Data entries for graphics
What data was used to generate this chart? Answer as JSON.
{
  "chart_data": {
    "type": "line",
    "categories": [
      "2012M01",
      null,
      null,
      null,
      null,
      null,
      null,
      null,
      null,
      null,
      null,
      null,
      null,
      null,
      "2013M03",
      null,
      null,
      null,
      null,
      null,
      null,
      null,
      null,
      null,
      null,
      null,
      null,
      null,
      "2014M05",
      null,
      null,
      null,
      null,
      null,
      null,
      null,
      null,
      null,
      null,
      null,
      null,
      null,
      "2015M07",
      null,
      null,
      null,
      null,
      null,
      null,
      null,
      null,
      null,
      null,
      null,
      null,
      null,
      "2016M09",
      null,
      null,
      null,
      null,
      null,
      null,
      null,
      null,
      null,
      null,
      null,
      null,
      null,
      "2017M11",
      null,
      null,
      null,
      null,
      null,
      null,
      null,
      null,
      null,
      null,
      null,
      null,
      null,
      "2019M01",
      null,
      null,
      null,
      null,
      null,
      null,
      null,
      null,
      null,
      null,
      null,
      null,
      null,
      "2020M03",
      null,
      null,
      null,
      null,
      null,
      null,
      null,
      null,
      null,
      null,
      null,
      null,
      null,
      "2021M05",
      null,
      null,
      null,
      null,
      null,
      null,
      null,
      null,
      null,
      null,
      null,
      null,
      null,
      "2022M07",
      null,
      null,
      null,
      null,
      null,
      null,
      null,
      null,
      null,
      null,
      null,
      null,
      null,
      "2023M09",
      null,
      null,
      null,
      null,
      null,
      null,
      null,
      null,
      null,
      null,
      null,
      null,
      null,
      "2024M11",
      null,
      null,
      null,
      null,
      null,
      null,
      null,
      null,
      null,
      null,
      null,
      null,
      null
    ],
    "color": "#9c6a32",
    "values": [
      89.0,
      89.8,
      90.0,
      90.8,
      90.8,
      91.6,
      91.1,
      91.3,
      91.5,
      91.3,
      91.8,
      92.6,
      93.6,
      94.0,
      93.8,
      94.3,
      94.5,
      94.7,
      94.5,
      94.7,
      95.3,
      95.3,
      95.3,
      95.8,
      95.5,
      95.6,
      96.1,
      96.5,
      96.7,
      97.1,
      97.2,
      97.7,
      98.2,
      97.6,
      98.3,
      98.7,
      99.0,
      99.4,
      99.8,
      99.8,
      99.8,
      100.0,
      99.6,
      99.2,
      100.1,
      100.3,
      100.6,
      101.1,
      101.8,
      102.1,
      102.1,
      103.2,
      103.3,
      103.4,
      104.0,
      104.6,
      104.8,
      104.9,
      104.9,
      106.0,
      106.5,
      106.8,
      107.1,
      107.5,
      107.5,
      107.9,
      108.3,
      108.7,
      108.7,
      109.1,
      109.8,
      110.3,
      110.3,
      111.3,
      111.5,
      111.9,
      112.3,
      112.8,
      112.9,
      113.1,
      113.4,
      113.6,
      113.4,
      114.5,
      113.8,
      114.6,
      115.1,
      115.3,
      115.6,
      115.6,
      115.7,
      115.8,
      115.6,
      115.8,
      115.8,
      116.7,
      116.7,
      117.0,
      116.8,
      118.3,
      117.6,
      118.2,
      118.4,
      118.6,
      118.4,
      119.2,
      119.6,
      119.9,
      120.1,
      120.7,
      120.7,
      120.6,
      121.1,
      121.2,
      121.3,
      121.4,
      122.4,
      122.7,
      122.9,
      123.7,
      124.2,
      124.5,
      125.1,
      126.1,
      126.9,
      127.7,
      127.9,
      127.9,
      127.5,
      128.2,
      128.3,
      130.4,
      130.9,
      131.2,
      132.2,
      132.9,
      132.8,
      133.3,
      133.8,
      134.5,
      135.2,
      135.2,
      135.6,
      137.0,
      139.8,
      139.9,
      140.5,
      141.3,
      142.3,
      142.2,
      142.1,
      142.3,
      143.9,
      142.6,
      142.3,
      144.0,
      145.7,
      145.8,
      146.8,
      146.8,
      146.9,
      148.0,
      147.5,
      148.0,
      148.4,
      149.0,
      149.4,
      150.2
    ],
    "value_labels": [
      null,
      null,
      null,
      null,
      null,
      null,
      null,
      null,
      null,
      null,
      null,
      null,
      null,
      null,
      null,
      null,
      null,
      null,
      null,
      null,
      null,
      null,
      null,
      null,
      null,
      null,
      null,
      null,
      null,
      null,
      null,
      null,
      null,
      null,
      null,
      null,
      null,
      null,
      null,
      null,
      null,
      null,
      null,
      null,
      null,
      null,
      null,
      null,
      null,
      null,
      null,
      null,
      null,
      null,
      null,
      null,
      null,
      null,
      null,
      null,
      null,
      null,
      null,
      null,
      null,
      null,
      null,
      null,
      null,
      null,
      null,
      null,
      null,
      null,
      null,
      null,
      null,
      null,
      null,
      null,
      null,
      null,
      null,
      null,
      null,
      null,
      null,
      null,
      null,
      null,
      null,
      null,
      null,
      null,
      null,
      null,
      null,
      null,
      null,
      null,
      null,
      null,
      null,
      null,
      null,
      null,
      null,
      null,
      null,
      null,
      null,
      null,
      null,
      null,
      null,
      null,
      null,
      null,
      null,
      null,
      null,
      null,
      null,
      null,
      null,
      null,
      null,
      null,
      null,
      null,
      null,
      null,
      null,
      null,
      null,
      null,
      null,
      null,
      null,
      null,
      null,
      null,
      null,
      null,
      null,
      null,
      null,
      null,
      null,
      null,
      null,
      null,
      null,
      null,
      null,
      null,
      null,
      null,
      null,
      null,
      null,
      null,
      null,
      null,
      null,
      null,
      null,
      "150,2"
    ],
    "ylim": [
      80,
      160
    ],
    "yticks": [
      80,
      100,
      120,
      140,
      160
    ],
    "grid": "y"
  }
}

» **Problem to solve**
Repeat all the entries word for word.

» **The result**
What data was used to generate this chart? Answer as JSON.
{
  "chart_data": {
    "type": "line",
    "categories": [
      "2012M01",
      null,
      null,
      null,
      null,
      null,
      null,
      null,
      null,
      null,
      null,
      null,
      null,
      null,
      "2013M03",
      null,
      null,
      null,
      null,
      null,
      null,
      null,
      null,
      null,
      null,
      null,
      null,
      null,
      "2014M05",
      null,
      null,
      null,
      null,
      null,
      null,
      null,
      null,
      null,
      null,
      null,
      null,
      null,
      "2015M07",
      null,
      null,
      null,
      null,
      null,
      null,
      null,
      null,
      null,
      null,
      null,
      null,
      null,
      "2016M09",
      null,
      null,
      null,
      null,
      null,
      null,
      null,
      null,
      null,
      null,
      null,
      null,
      null,
      "2017M11",
      null,
      null,
      null,
      null,
      null,
      null,
      null,
      null,
      null,
      null,
      null,
      null,
      null,
      "2019M01",
      null,
      null,
      null,
      null,
      null,
      null,
      null,
      null,
      null,
      null,
      null,
      null,
      null,
      "2020M03",
      null,
      null,
      null,
      null,
      null,
      null,
      null,
      null,
      null,
      null,
      null,
      null,
      null,
      "2021M05",
      null,
      null,
      null,
      null,
      null,
      null,
      null,
      null,
      null,
      null,
      null,
      null,
      null,
      "2022M07",
      null,
      null,
      null,
      null,
      null,
      null,
      null,
      null,
      null,
      null,
      null,
      null,
      null,
      "2023M09",
      null,
      null,
      null,
      null,
      null,
      null,
      null,
      null,
      null,
      null,
      null,
      null,
      null,
      "2024M11",
      null,
      null,
      null,
      null,
      null,
      null,
      null,
      null,
      null,
      null,
      null,
      null,
      null
    ],
    "color": "#9c6a32",
    "values": [
      89.0,
      89.8,
      90.0,
      90.8,
      90.8,
      91.6,
      91.1,
      91.3,
      91.5,
      91.3,
      91.8,
      92.6,
      93.6,
      94.0,
      93.8,
      94.3,
      94.5,
      94.7,
      94.5,
      94.7,
      95.3,
      95.3,
      95.3,
      95.8,
      95.5,
      95.6,
      96.1,
      96.5,
      96.7,
      97.1,
      97.2,
      97.7,
      98.2,
      97.6,
      98.3,
      98.7,
      99.0,
      99.4,
      99.8,
      99.8,
      99.8,
      100.0,
      99.6,
      99.2,
      100.1,
      100.3,
      100.6,
      101.1,
      101.8,
      102.1,
      102.1,
      103.2,
      103.3,
      103.4,
      104.0,
      104.6,
      104.8,
      104.9,
      104.9,
      106.0,
      106.5,
      106.8,
      107.1,
      107.5,
      107.5,
      107.9,
      108.3,
      108.7,
      108.7,
      109.1,
      109.8,
      110.3,
      110.3,
      111.3,
      111.5,
      111.9,
      112.3,
      112.8,
      112.9,
      113.1,
      113.4,
      113.6,
      113.4,
      114.5,
      113.8,
      114.6,
      115.1,
      115.3,
      115.6,
      115.6,
      115.7,
      115.8,
      115.6,
      115.8,
      115.8,
      116.7,
      116.7,
      117.0,
      116.8,
      118.3,
      117.6,
      118.2,
      118.4,
      118.6,
      118.4,
      119.2,
      119.6,
      119.9,
      120.1,
      120.7,
      120.7,
      120.6,
      121.1,
      121.2,
      121.3,
      121.4,
      122.4,
      122.7,
      122.9,
      123.7,
      124.2,
      124.5,
      125.1,
      126.1,
      126.9,
      127.7,
      127.9,
      127.9,
      127.5,
      128.2,
      128.3,
      130.4,
      130.9,
      131.2,
      132.2,
      132.9,
      132.8,
      133.3,
      133.8,
      134.5,
      135.2,
      135.2,
      135.6,
      137.0,
      139.8,
      139.9,
      140.5,
      141.3,
      142.3,
      142.2,
      142.1,
      142.3,
      143.9,
      142.6,
      142.3,
      144.0,
      145.7,
      145.8,
      146.8,
      146.8,
      146.9,
      148.0,
      147.5,
      148.0,
      148.4,
      149.0,
      149.4,
      150.2
    ],
    "value_labels": [
      null,
      null,
      null,
      null,
      null,
      null,
      null,
      null,
      null,
      null,
      null,
      null,
      null,
      null,
      null,
      null,
      null,
      null,
      null,
      null,
      null,
      null,
      null,
      null,
      null,
      null,
      null,
      null,
      null,
      null,
      null,
      null,
      null,
      null,
      null,
      null,
      null,
      null,
      null,
      null,
      null,
      null,
      null,
      null,
      null,
      null,
      null,
      null,
      null,
      null,
      null,
      null,
      null,
      null,
      null,
      null,
      null,
      null,
      null,
      null,
      null,
      null,
      null,
      null,
      null,
      null,
      null,
      null,
      null,
      null,
      null,
      null,
      null,
      null,
      null,
      null,
      null,
      null,
      null,
      null,
      null,
      null,
      null,
      null,
      null,
      null,
      null,
      null,
      null,
      null,
      null,
      null,
      null,
      null,
      null,
      null,
      null,
      null,
      null,
      null,
      null,
      null,
      null,
      null,
      null,
      null,
      null,
      null,
      null,
      null,
      null,
      null,
      null,
      null,
      null,
      null,
      null,
      null,
      null,
      null,
      null,
      null,
      null,
      null,
      null,
      null,
      null,
      null,
      null,
      null,
      null,
      null,
      null,
      null,
      null,
      null,
      null,
      null,
      null,
      null,
      null,
      null,
      null,
      null,
      null,
      null,
      null,
      null,
      null,
      null,
      null,
      null,
      null,
      null,
      null,
      null,
      null,
      null,
      null,
      null,
      null,
      null,
      null,
      null,
      null,
      null,
      null,
      "150,2"
    ],
    "ylim": [
      80,
      160
    ],
    "yticks": [
      80,
      100,
      120,
      140,
      160
    ],
    "grid": "y"
  }
}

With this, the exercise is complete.